Stored rows ::

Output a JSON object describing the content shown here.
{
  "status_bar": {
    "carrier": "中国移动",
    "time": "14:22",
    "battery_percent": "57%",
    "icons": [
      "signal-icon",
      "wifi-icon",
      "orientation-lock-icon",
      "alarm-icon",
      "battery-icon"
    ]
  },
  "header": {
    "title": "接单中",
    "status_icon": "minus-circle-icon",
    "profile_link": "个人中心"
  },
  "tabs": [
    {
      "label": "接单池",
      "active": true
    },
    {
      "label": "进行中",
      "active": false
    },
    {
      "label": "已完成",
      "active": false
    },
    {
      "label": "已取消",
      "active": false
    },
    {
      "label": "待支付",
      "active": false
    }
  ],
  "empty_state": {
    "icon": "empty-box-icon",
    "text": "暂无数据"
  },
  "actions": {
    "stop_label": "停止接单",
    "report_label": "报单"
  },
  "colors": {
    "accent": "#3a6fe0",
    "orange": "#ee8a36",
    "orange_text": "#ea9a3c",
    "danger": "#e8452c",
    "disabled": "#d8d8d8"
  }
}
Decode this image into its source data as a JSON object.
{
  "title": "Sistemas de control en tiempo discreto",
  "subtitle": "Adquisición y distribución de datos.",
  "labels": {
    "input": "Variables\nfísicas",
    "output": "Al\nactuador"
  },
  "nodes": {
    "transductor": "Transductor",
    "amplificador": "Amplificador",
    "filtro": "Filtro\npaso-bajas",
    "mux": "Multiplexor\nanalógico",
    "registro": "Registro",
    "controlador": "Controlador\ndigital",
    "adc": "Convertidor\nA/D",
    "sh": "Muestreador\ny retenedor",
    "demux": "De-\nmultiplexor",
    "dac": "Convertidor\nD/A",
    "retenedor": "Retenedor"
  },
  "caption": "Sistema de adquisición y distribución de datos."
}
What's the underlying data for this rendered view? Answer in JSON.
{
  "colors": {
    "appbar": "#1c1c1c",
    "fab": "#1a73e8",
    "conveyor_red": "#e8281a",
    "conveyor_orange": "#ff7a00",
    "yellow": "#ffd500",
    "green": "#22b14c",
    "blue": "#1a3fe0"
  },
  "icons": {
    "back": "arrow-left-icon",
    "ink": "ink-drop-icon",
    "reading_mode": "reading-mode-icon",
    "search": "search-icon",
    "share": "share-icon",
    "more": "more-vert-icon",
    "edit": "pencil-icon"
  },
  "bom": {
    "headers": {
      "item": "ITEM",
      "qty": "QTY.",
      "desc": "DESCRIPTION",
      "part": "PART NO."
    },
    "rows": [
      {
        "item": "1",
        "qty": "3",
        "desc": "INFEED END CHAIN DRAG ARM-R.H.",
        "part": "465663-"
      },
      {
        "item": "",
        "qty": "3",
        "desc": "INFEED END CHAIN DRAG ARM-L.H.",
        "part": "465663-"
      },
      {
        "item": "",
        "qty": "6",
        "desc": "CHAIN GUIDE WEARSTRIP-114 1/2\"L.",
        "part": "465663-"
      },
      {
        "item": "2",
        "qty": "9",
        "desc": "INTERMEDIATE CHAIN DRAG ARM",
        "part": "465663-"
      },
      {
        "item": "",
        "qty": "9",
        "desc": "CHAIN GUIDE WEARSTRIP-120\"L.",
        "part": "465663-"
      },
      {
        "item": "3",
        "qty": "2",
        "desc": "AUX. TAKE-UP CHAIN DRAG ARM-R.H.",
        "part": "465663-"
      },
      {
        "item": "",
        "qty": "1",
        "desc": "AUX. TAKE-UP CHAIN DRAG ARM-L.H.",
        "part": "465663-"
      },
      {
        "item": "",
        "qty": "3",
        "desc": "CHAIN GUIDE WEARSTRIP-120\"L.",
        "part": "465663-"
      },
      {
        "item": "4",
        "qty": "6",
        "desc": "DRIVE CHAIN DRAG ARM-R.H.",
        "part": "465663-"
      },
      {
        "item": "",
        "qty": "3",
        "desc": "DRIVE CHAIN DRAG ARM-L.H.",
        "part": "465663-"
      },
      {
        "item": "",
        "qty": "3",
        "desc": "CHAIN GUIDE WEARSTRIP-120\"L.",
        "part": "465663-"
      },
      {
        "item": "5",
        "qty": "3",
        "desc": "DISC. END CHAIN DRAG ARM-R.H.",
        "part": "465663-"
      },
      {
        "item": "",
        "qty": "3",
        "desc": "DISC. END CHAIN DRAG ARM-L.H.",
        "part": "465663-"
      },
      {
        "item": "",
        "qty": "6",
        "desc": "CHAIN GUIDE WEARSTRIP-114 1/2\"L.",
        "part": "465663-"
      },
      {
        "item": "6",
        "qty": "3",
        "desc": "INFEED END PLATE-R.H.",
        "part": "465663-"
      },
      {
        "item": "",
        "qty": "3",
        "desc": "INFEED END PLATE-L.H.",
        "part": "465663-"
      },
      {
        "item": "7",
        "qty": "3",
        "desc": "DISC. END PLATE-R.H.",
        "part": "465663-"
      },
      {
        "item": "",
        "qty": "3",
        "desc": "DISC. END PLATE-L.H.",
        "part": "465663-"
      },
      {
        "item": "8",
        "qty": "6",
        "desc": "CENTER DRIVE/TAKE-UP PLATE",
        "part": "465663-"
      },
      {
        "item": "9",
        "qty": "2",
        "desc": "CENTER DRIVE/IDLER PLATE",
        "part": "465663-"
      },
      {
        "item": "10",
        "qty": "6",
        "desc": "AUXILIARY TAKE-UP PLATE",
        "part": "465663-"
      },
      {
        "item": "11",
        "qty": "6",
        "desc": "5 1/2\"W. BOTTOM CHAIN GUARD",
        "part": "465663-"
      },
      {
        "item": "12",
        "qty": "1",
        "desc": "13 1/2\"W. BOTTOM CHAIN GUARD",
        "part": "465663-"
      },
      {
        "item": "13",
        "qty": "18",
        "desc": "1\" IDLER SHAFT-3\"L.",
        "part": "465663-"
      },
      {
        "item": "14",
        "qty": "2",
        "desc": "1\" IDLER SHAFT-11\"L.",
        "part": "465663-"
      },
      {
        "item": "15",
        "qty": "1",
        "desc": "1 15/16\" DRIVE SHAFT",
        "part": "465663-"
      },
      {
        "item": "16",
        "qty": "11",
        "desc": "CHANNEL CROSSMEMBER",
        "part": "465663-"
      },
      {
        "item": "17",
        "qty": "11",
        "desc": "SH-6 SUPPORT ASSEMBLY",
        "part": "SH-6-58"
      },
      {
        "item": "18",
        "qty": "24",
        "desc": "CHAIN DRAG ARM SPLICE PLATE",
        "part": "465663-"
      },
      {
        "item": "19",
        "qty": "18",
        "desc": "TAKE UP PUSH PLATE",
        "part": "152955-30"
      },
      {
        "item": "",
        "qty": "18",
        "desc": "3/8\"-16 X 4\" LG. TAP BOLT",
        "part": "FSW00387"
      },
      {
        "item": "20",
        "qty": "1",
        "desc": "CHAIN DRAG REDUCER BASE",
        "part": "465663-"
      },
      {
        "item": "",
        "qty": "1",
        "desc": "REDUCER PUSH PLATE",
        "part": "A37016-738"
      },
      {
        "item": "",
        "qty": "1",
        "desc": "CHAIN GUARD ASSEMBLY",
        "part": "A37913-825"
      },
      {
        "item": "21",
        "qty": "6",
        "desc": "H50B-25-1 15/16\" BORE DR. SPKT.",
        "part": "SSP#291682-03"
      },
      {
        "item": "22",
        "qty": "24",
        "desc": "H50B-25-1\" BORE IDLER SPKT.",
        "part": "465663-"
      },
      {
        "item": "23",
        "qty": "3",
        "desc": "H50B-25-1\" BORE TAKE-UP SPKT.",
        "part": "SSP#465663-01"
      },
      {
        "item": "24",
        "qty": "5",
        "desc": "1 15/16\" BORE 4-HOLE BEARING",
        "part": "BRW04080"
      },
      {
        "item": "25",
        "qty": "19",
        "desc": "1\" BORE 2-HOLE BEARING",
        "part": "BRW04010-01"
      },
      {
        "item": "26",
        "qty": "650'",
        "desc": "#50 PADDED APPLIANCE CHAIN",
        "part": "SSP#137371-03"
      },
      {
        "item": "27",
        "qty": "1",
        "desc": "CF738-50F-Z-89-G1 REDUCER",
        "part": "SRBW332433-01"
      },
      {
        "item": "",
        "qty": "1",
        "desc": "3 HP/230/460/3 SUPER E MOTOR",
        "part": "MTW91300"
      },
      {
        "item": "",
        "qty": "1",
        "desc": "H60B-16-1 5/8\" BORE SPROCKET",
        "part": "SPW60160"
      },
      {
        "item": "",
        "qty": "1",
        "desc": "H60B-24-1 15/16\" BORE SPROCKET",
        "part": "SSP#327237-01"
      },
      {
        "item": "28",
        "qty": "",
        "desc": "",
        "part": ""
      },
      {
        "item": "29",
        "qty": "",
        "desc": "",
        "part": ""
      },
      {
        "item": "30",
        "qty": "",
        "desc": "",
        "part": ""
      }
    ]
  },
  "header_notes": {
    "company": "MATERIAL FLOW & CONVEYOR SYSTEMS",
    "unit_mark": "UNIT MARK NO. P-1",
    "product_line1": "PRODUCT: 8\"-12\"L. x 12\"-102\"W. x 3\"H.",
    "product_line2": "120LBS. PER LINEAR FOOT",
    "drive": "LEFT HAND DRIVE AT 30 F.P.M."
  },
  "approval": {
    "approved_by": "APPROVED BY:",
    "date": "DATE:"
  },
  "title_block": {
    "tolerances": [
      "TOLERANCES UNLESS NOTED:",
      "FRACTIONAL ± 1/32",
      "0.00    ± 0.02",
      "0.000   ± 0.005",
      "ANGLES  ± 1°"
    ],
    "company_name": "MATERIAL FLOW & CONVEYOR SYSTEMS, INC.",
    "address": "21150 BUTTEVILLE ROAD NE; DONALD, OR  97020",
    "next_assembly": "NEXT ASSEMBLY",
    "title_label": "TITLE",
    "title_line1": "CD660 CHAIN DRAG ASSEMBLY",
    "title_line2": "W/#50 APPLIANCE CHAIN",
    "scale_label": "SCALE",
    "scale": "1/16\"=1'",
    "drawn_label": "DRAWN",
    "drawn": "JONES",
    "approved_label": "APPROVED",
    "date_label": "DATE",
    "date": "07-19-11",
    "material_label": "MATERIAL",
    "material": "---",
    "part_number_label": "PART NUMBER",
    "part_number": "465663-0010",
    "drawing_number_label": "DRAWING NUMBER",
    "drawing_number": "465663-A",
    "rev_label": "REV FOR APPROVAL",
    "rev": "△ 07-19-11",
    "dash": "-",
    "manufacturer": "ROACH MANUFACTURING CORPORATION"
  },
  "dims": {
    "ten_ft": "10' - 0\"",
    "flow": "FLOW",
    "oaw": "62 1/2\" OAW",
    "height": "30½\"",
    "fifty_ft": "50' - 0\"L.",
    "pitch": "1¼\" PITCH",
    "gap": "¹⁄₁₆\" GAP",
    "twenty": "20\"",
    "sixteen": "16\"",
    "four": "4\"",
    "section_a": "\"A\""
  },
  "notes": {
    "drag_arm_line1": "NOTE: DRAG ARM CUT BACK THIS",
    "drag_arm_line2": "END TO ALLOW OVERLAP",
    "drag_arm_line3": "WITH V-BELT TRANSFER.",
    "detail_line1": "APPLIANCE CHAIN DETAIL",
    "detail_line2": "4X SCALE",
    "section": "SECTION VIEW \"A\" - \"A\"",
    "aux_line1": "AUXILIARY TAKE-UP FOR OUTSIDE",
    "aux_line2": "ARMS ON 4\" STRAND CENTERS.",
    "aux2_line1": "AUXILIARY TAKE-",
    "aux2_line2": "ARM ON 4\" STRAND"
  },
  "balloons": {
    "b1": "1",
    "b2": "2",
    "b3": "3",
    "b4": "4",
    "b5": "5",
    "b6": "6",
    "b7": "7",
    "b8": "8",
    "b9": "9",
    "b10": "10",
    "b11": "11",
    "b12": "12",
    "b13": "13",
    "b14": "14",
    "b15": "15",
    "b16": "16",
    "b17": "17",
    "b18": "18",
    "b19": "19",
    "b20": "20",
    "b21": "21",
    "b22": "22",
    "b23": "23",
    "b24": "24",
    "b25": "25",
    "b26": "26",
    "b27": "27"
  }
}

Given problem :: Copy out every line where the word "BOTTOM" occurs.

Task solution ::
        "desc": "5 1/2\"W. BOTTOM CHAIN GUARD",
        "desc": "13 1/2\"W. BOTTOM CHAIN GUARD",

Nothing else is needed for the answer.